**WHAT THE TASK ASKS:**
Apart from the pictures, every entry should be reproduced exactly.

**EXTRACTED ENTRIES:**

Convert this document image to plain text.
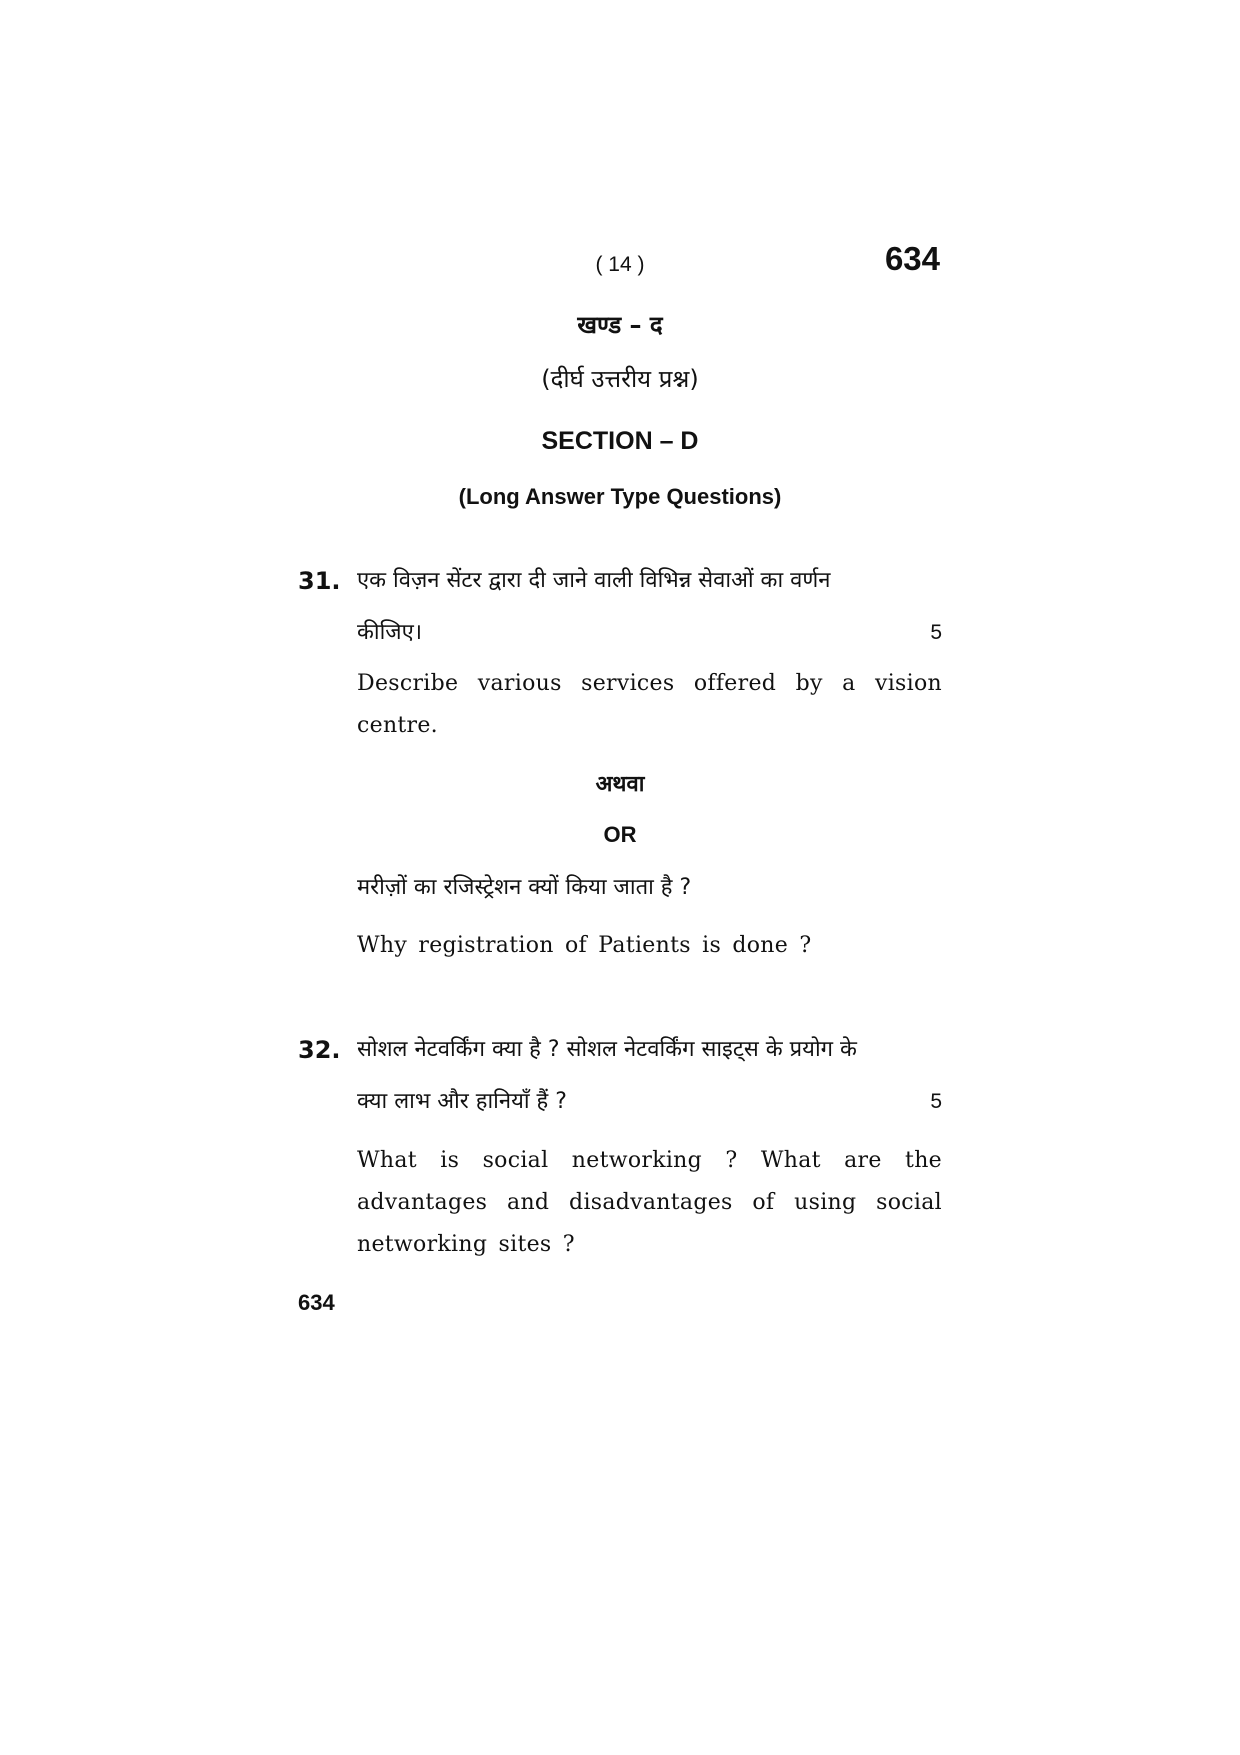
( 14 )	634
खण्ड – द
(दीर्घ उत्तरीय प्रश्न)
SECTION – D
(Long Answer Type Questions)
31. एक विज़न सेंटर द्वारा दी जाने वाली विभिन्न सेवाओं का वर्णन
कीजिए।	5
Describe various services offered by a vision centre.
अथवा
OR
मरीज़ों का रजिस्ट्रेशन क्यों किया जाता है ?
Why registration of Patients is done ?
32. सोशल नेटवर्किंग क्या है ? सोशल नेटवर्किंग साइट्स के प्रयोग के
क्या लाभ और हानियाँ हैं ?	5
What is social networking ? What are the advantages and disadvantages of using social networking sites ?
634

**SOLUTION:**
Convert this document image to plain text.
( 14 )	634
खण्ड – द
(दीर्घ उत्तरीय प्रश्न)
SECTION – D
(Long Answer Type Questions)
31. एक विज़न सेंटर द्वारा दी जाने वाली विभिन्न सेवाओं का वर्णन
कीजिए।	5
Describe various services offered by a vision centre.
अथवा
OR
मरीज़ों का रजिस्ट्रेशन क्यों किया जाता है ?
Why registration of Patients is done ?
32. सोशल नेटवर्किंग क्या है ? सोशल नेटवर्किंग साइट्स के प्रयोग के
क्या लाभ और हानियाँ हैं ?	5
What is social networking ? What are the advantages and disadvantages of using social networking sites ?
634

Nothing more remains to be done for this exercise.